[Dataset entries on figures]
════════════════

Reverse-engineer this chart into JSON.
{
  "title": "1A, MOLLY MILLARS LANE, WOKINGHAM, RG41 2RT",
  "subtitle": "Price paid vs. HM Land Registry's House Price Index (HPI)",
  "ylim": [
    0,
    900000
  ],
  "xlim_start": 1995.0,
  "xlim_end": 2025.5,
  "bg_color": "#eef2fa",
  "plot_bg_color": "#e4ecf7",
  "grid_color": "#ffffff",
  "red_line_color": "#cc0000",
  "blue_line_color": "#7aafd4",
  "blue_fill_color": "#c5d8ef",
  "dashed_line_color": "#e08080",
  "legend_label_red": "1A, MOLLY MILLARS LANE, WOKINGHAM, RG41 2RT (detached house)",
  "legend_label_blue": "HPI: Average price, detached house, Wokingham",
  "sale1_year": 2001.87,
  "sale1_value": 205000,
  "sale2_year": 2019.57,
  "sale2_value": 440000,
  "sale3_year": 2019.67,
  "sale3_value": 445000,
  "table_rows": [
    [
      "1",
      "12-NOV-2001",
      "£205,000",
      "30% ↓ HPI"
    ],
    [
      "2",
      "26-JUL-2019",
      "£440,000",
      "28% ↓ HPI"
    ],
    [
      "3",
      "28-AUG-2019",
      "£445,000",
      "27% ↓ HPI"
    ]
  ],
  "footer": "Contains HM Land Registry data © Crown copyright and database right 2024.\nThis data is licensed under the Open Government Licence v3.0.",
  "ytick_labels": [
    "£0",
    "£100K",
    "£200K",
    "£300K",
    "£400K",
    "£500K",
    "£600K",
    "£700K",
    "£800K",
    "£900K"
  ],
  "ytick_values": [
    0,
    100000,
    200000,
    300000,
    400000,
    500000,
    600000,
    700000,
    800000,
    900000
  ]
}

════════════════

TO DO
Quote every entry exactly.

WRITTEN REPLY
Reverse-engineer this chart into JSON.
{
  "title": "1A, MOLLY MILLARS LANE, WOKINGHAM, RG41 2RT",
  "subtitle": "Price paid vs. HM Land Registry's House Price Index (HPI)",
  "ylim": [
    0,
    900000
  ],
  "xlim_start": 1995.0,
  "xlim_end": 2025.5,
  "bg_color": "#eef2fa",
  "plot_bg_color": "#e4ecf7",
  "grid_color": "#ffffff",
  "red_line_color": "#cc0000",
  "blue_line_color": "#7aafd4",
  "blue_fill_color": "#c5d8ef",
  "dashed_line_color": "#e08080",
  "legend_label_red": "1A, MOLLY MILLARS LANE, WOKINGHAM, RG41 2RT (detached house)",
  "legend_label_blue": "HPI: Average price, detached house, Wokingham",
  "sale1_year": 2001.87,
  "sale1_value": 205000,
  "sale2_year": 2019.57,
  "sale2_value": 440000,
  "sale3_year": 2019.67,
  "sale3_value": 445000,
  "table_rows": [
    [
      "1",
      "12-NOV-2001",
      "£205,000",
      "30% ↓ HPI"
    ],
    [
      "2",
      "26-JUL-2019",
      "£440,000",
      "28% ↓ HPI"
    ],
    [
      "3",
      "28-AUG-2019",
      "£445,000",
      "27% ↓ HPI"
    ]
  ],
  "footer": "Contains HM Land Registry data © Crown copyright and database right 2024.\nThis data is licensed under the Open Government Licence v3.0.",
  "ytick_labels": [
    "£0",
    "£100K",
    "£200K",
    "£300K",
    "£400K",
    "£500K",
    "£600K",
    "£700K",
    "£800K",
    "£900K"
  ],
  "ytick_values": [
    0,
    100000,
    200000,
    300000,
    400000,
    500000,
    600000,
    700000,
    800000,
    900000
  ]
}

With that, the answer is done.